Your objective:
Pull out all lines from the listing below in which the word "emoji" appears.

Dataset excerpts:
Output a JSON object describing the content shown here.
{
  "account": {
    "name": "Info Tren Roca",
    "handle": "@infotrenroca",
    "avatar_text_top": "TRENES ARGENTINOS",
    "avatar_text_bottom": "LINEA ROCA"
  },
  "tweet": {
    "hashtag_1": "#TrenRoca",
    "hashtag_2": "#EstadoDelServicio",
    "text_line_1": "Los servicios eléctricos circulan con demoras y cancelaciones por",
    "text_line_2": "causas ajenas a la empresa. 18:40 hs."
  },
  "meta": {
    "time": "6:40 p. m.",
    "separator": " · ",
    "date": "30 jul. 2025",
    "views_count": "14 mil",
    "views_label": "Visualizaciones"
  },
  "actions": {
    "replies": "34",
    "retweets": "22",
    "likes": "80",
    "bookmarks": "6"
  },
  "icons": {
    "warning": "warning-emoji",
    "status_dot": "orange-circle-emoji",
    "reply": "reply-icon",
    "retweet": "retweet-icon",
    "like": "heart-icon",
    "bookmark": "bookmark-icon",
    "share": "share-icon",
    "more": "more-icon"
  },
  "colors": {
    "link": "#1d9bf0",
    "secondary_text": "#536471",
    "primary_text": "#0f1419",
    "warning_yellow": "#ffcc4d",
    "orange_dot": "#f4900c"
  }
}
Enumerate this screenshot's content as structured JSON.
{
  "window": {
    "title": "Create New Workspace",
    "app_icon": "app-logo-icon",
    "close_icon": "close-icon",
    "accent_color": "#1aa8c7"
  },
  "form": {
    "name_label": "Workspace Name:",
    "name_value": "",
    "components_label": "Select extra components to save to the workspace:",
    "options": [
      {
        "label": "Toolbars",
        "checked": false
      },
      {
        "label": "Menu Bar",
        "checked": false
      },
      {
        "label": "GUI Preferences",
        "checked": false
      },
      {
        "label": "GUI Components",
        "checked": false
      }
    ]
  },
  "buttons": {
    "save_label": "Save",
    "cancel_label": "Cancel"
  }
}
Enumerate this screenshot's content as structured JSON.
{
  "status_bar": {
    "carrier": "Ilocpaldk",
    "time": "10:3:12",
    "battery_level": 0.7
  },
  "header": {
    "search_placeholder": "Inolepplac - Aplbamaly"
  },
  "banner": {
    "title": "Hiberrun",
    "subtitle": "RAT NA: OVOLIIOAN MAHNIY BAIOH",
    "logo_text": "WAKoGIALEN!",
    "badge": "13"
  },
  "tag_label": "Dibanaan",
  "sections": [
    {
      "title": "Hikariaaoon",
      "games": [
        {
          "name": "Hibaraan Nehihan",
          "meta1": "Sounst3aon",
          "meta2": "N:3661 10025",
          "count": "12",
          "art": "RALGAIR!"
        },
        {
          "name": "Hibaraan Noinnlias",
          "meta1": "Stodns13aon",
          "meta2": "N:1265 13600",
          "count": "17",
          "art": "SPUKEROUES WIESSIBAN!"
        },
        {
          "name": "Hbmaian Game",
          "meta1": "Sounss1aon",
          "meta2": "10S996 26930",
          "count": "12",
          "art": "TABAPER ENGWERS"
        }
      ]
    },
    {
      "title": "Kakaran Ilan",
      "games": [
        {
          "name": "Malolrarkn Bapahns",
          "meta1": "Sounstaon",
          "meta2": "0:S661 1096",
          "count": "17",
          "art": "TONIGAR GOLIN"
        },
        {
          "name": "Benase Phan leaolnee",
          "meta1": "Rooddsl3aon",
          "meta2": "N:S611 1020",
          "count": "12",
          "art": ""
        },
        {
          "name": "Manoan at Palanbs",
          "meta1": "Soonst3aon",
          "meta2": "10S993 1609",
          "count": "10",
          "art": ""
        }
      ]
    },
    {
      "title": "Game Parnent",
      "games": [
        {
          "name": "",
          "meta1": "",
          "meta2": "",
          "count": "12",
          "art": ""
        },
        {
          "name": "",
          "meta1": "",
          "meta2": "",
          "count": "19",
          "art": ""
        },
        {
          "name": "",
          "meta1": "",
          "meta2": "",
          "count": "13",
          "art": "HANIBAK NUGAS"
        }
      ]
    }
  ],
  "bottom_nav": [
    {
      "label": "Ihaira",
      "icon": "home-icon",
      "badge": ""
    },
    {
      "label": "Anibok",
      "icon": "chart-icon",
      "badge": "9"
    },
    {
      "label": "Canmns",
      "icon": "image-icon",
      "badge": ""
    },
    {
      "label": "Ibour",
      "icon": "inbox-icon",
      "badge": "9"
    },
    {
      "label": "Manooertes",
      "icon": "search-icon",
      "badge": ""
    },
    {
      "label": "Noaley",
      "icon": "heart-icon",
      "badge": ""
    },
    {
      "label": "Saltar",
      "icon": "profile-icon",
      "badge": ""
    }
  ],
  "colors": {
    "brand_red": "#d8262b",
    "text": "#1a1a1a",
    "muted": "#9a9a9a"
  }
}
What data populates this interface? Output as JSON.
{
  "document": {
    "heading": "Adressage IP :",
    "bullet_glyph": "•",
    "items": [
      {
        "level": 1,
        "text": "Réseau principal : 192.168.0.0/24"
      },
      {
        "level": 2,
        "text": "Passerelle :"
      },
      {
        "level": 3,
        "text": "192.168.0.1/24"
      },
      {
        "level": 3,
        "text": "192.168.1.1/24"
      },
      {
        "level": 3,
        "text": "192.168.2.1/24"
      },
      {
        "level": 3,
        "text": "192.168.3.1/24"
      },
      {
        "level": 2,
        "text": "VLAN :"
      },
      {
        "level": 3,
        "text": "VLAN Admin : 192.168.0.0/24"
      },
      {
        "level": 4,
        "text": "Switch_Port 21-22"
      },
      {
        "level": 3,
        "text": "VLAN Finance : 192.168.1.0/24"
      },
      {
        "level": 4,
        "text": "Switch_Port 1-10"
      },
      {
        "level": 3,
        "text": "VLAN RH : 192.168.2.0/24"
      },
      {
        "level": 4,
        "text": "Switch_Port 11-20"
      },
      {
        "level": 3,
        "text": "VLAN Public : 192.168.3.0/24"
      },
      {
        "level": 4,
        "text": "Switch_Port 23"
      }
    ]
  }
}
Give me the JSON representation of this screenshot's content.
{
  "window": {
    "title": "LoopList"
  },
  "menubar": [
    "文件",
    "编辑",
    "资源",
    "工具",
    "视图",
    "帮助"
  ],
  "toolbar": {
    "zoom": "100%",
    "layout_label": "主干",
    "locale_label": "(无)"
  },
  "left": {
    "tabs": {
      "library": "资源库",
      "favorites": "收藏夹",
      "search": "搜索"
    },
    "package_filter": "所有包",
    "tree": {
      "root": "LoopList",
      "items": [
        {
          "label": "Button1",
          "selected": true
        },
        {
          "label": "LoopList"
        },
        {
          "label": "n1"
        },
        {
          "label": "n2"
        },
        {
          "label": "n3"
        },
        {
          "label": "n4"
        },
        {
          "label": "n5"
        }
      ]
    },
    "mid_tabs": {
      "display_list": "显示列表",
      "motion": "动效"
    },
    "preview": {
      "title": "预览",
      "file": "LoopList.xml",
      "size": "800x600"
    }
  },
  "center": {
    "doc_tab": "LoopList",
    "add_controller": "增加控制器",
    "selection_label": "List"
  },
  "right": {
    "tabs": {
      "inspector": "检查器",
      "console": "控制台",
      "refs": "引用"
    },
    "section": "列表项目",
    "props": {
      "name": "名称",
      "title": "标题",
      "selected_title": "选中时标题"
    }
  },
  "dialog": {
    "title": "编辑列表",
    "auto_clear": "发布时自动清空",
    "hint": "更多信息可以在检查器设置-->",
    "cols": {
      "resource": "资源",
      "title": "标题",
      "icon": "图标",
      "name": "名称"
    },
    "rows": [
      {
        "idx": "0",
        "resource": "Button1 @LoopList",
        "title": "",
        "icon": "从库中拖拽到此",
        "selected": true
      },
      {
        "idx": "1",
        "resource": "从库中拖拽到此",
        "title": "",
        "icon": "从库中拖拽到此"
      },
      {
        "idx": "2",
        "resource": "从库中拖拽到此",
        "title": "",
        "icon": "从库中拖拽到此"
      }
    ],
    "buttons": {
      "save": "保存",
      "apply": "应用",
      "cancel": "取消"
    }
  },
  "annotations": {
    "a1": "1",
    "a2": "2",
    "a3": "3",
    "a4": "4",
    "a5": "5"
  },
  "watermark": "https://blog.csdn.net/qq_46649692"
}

Task solution:
    "warning": "warning-emoji",
    "status_dot": "orange-circle-emoji",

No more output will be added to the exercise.